▶ WORK TO COMPLETE:
Reply only with how many lines contain the word "name".

▶ Lines of data:

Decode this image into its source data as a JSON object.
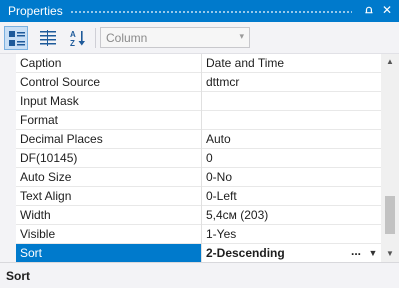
{
  "panel": {
    "title": "Properties",
    "pin_glyph": "⩍",
    "close_glyph": "✕"
  },
  "toolbar": {
    "categorized_icon": "categorized-icon",
    "list_icon": "property-list-icon",
    "sort_icon": "sort-az-icon",
    "categorized_active": true,
    "object_select": {
      "value": "Column",
      "arrow": "▾"
    }
  },
  "properties": [
    {
      "name": "Caption",
      "value": "Date and Time"
    },
    {
      "name": "Control Source",
      "value": "dttmcr"
    },
    {
      "name": "Input Mask",
      "value": ""
    },
    {
      "name": "Format",
      "value": ""
    },
    {
      "name": "Decimal Places",
      "value": "Auto"
    },
    {
      "name": "DF(10145)",
      "value": "0"
    },
    {
      "name": "Auto Size",
      "value": "0-No"
    },
    {
      "name": "Text Align",
      "value": "0-Left"
    },
    {
      "name": "Width",
      "value": "5,4см (203)"
    },
    {
      "name": "Visible",
      "value": "1-Yes"
    },
    {
      "name": "Sort",
      "value": "2-Descending",
      "selected": true,
      "ellipsis": "...",
      "dropdown": "▼"
    }
  ],
  "scrollbar": {
    "up": "▲",
    "down": "▼",
    "position": 0.9
  },
  "description": {
    "title": "Sort"
  },
  "colors": {
    "accent": "#007acc",
    "selected_row": "#007acc",
    "toolbar_bg": "#f3f3f6"
  }
}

▶ FINAL RESULT:
11